* SET PROBLEM *
Below are some entries. Work out how many of their lines hold the word "Setup", and write that number alone.

* DATA SUPPLIED *
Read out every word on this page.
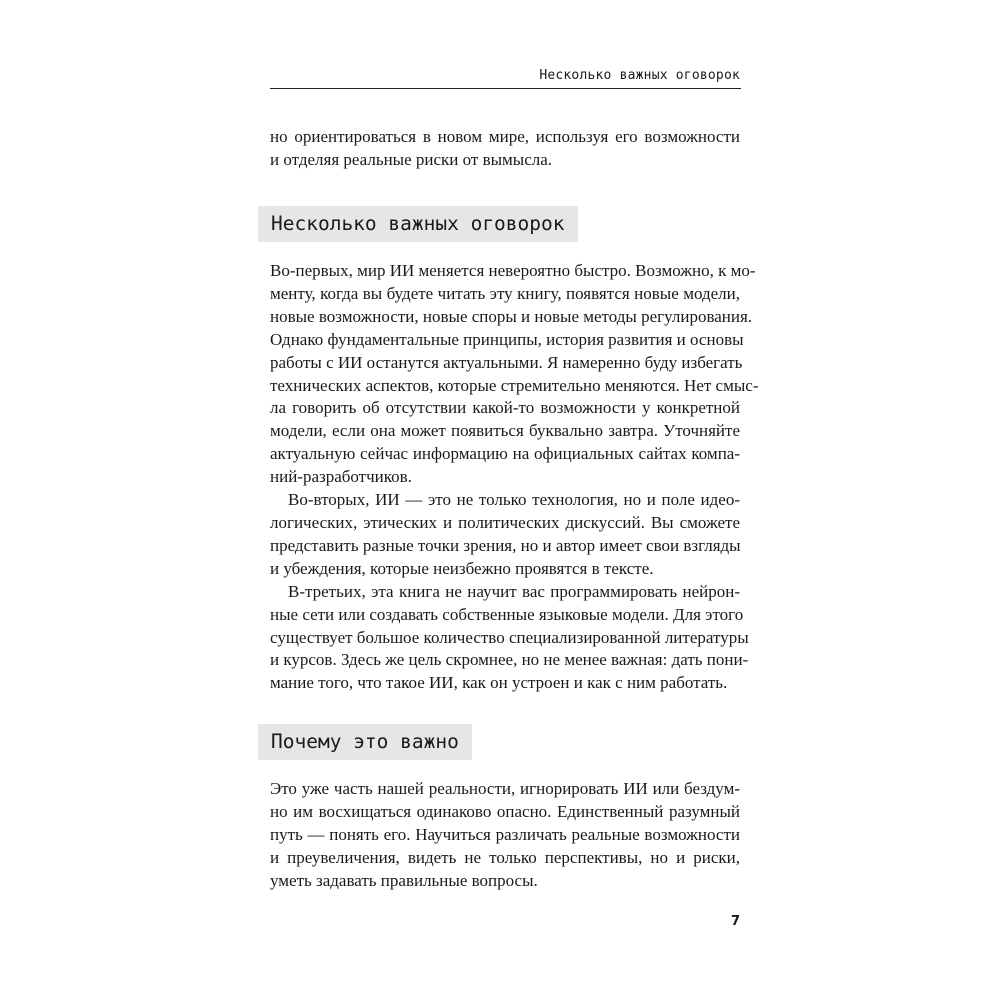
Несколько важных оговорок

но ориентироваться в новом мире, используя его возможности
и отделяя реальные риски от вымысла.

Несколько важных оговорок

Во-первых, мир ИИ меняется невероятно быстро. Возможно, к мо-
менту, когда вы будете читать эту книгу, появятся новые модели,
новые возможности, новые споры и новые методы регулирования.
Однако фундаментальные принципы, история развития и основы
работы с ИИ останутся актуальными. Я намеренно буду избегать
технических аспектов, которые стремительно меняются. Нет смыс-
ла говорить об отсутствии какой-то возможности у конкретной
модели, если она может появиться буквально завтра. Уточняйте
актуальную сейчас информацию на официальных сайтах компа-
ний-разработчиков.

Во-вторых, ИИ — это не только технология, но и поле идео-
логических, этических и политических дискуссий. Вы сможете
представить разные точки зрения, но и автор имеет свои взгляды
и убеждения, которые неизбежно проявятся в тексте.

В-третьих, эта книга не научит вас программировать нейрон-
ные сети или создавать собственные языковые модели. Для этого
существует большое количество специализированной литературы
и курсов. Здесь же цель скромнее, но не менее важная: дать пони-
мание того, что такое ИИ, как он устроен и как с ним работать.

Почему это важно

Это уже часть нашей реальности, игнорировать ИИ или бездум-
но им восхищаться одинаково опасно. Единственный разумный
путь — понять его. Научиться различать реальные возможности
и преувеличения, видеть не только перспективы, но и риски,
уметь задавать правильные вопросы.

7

...

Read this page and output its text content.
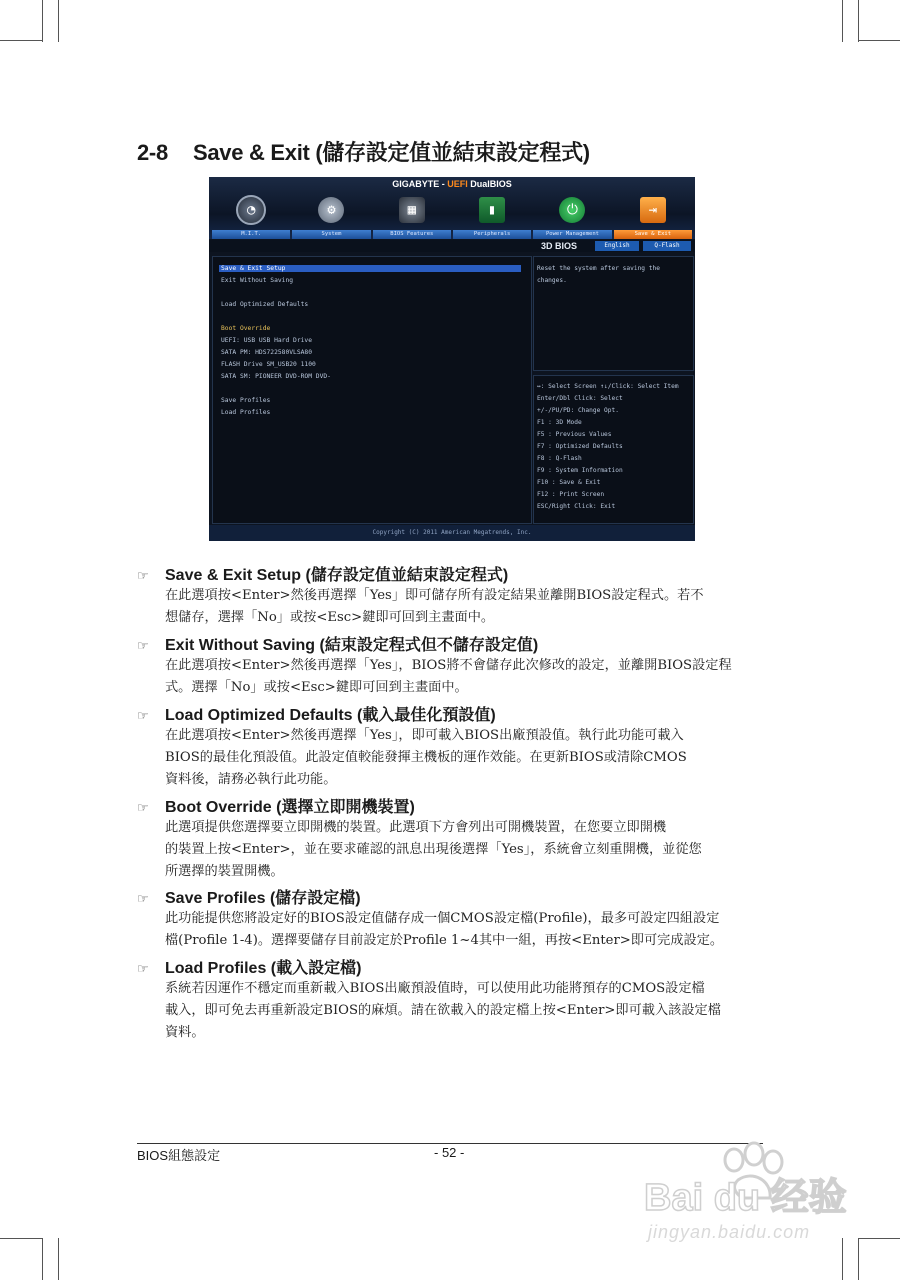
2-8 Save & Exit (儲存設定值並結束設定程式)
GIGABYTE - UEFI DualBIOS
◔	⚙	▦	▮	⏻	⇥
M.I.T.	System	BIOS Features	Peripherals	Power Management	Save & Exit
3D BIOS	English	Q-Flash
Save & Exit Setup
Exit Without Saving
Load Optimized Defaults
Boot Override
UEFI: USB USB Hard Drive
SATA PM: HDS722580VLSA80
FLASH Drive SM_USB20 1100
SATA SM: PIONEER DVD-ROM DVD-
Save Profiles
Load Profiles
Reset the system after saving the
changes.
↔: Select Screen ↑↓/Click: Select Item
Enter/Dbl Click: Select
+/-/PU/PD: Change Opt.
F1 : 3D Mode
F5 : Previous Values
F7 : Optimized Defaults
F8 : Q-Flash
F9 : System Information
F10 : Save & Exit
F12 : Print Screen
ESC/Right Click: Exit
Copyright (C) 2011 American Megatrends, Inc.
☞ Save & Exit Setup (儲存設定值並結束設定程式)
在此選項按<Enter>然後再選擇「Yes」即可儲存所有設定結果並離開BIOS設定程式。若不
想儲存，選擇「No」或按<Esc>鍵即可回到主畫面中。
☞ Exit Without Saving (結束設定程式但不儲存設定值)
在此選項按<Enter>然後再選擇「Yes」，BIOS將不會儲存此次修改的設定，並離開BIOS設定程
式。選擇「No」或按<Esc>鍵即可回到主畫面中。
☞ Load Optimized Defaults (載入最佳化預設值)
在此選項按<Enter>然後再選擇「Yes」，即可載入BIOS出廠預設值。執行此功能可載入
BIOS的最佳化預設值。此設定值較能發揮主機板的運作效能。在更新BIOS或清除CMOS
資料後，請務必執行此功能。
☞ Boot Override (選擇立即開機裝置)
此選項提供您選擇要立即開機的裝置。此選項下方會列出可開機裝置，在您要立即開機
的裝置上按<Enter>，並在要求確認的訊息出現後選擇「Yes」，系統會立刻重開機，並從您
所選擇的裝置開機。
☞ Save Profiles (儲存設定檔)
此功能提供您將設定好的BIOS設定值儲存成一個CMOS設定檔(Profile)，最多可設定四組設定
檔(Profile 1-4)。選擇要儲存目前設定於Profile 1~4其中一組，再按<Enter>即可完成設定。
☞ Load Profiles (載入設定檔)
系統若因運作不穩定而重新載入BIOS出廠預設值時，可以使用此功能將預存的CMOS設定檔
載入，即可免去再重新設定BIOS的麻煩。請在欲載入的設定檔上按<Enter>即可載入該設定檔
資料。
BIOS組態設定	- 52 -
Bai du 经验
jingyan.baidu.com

* FULL ANSWER *
2